__TASK DIRECTIONS__
State how many lines of the entries hold the string "image", and output nothing but that count.

__INFORMATION GIVEN__
########

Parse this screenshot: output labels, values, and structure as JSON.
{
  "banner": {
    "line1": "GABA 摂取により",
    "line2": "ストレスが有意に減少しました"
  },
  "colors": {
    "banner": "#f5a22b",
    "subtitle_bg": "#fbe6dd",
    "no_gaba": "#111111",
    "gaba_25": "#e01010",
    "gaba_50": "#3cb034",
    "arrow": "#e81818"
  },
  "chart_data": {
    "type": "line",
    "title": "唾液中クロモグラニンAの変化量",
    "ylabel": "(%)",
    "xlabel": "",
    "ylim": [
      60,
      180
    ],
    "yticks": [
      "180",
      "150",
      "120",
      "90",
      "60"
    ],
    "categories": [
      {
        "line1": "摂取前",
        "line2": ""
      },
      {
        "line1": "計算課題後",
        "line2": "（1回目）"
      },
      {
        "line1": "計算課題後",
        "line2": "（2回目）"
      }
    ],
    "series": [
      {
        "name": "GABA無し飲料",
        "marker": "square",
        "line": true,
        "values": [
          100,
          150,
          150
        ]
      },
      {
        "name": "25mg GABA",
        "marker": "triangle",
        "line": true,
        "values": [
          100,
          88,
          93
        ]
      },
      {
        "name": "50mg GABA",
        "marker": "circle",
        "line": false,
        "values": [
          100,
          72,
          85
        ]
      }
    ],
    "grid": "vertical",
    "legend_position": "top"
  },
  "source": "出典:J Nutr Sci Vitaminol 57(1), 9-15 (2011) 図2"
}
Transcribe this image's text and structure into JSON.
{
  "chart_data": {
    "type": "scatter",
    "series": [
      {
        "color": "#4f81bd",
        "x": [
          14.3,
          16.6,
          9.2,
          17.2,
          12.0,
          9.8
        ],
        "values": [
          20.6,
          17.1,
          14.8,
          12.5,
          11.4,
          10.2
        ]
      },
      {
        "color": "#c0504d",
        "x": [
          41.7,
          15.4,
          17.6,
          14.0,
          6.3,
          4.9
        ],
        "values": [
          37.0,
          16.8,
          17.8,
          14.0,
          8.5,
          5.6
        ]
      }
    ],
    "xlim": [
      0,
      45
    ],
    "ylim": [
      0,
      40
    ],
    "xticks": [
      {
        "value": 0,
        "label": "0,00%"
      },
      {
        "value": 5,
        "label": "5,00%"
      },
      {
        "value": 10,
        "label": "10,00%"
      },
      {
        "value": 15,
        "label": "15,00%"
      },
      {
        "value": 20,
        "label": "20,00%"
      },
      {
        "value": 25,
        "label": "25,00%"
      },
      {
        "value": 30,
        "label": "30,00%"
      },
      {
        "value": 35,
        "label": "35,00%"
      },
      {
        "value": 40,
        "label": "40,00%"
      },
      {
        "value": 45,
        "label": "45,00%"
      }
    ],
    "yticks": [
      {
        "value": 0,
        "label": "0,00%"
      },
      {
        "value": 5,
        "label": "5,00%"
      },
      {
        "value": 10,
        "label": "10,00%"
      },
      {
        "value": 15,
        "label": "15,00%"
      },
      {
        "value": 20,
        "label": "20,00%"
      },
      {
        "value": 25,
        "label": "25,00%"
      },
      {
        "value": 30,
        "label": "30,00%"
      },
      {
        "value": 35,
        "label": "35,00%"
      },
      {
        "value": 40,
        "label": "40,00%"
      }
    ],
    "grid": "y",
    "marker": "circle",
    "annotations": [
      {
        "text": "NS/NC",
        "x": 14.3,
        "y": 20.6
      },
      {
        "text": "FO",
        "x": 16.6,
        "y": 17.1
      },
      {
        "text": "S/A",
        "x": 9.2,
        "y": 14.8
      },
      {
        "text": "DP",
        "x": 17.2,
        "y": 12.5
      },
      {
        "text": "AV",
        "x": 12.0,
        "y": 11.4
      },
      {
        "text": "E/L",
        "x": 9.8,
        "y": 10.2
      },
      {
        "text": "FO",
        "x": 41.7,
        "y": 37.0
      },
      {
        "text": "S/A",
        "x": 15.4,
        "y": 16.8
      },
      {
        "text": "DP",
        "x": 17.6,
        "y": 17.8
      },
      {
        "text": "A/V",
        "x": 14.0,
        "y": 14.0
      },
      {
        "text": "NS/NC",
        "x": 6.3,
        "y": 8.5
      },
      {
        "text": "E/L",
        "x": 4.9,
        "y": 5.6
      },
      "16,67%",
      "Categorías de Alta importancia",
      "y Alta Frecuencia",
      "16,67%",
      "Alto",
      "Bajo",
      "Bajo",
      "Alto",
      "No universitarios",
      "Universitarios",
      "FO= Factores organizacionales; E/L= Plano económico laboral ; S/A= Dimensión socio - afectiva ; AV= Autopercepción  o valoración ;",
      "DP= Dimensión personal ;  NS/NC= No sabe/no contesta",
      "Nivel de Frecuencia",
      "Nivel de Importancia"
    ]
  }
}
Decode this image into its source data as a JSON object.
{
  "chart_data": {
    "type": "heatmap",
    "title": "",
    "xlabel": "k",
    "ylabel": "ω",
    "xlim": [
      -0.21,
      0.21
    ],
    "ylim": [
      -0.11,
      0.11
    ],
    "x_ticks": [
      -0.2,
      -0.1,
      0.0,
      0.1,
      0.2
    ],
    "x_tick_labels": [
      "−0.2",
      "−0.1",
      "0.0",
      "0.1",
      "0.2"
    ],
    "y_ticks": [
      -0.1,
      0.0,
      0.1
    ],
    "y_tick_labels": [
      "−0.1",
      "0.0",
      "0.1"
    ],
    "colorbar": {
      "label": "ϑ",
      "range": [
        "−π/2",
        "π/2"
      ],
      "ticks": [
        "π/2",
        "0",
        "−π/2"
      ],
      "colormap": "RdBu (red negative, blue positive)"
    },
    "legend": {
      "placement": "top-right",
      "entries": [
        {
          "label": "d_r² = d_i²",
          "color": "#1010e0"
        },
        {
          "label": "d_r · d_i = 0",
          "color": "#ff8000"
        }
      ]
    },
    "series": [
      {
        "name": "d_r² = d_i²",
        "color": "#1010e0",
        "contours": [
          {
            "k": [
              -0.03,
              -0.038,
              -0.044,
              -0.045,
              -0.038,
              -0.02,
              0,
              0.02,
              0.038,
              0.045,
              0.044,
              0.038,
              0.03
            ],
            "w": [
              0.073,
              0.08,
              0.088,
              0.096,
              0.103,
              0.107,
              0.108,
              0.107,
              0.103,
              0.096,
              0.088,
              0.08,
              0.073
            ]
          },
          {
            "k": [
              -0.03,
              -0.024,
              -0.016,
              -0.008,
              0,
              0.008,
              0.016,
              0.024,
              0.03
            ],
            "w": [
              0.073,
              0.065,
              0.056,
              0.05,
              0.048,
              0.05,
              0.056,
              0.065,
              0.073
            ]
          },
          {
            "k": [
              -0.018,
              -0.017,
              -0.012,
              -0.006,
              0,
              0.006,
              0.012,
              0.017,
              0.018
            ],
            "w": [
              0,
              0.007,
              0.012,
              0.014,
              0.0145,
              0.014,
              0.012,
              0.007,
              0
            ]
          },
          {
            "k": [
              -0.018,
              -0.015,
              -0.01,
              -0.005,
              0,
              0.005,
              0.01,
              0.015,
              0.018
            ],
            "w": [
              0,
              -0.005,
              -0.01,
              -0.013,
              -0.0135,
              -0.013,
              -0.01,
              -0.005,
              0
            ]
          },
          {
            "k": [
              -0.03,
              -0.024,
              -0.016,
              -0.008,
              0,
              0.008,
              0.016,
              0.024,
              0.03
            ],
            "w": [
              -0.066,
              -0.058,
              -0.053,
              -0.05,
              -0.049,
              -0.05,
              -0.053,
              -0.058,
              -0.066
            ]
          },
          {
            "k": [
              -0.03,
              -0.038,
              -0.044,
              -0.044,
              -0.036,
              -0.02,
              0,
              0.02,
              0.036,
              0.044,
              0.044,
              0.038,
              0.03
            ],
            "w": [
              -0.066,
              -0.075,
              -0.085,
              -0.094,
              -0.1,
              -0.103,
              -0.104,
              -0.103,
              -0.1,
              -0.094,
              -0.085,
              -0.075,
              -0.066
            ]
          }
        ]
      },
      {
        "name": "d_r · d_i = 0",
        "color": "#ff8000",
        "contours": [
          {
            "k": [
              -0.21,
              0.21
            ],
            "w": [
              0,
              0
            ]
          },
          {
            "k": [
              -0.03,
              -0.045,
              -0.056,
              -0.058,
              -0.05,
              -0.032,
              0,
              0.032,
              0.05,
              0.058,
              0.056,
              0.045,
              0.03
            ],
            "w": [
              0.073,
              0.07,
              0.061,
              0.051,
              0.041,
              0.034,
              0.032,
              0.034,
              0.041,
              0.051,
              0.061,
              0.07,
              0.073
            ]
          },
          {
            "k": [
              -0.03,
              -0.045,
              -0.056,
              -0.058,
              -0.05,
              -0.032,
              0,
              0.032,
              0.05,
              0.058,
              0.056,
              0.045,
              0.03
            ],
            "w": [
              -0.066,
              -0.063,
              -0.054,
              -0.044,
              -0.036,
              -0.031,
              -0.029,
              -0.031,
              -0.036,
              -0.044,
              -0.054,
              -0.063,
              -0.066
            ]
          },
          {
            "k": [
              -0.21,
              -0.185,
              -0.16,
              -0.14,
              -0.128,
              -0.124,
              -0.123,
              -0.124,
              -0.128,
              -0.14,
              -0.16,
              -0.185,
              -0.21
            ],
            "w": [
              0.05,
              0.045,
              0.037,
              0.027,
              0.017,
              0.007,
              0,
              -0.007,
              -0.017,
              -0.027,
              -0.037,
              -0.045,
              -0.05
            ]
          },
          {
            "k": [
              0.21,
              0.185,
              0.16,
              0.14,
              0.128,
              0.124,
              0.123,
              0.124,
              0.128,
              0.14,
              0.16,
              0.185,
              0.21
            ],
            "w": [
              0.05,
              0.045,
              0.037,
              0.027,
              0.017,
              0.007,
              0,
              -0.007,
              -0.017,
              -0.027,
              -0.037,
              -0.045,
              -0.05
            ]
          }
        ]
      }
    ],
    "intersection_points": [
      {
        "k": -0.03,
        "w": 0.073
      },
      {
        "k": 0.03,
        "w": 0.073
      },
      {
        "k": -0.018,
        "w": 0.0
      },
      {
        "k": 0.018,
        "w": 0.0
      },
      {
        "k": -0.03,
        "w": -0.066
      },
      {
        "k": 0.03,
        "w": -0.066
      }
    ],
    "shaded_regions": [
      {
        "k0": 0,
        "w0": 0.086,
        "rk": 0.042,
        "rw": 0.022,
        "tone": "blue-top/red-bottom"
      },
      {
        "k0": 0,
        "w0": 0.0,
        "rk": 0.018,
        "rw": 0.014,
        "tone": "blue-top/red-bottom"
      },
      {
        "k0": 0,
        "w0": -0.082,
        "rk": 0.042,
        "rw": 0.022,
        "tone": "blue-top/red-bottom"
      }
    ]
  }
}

########

__RESPONSE BELOW__
2